### Required task
Transcribe everything in the data word for word. Pictures are left out.

─── Stored rows ───

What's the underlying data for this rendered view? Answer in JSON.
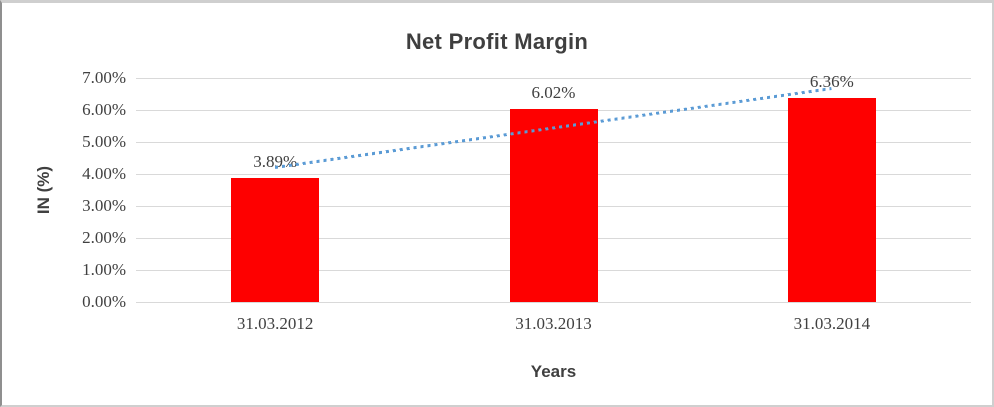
{
  "chart_data": {
    "type": "bar",
    "title": "Net Profit Margin",
    "categories": [
      "31.03.2012",
      "31.03.2013",
      "31.03.2014"
    ],
    "values": [
      3.89,
      6.02,
      6.36
    ],
    "data_labels": [
      "3.89%",
      "6.02%",
      "6.36%"
    ],
    "xlabel": "Years",
    "ylabel": "IN (%)",
    "ylim": [
      0,
      7
    ],
    "ytick_step": 1,
    "ytick_labels": [
      "0.00%",
      "1.00%",
      "2.00%",
      "3.00%",
      "4.00%",
      "5.00%",
      "6.00%",
      "7.00%"
    ],
    "grid": true,
    "legend": "none",
    "trendline": {
      "kind": "linear",
      "style": "dotted"
    }
  },
  "colors": {
    "bar": "#fe0000",
    "trendline": "#5b9bd5",
    "gridline": "#d9d9d9",
    "text": "#404040",
    "title_text": "#3f3f3f"
  }
}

───

### Problem solution
What's the underlying data for this rendered view? Answer in JSON.
{
  "chart_data": {
    "type": "bar",
    "title": "Net Profit Margin",
    "categories": [
      "31.03.2012",
      "31.03.2013",
      "31.03.2014"
    ],
    "values": [
      3.89,
      6.02,
      6.36
    ],
    "data_labels": [
      "3.89%",
      "6.02%",
      "6.36%"
    ],
    "xlabel": "Years",
    "ylabel": "IN (%)",
    "ylim": [
      0,
      7
    ],
    "ytick_step": 1,
    "ytick_labels": [
      "0.00%",
      "1.00%",
      "2.00%",
      "3.00%",
      "4.00%",
      "5.00%",
      "6.00%",
      "7.00%"
    ],
    "grid": true,
    "legend": "none",
    "trendline": {
      "kind": "linear",
      "style": "dotted"
    }
  },
  "colors": {
    "bar": "#fe0000",
    "trendline": "#5b9bd5",
    "gridline": "#d9d9d9",
    "text": "#404040",
    "title_text": "#3f3f3f"
  }
}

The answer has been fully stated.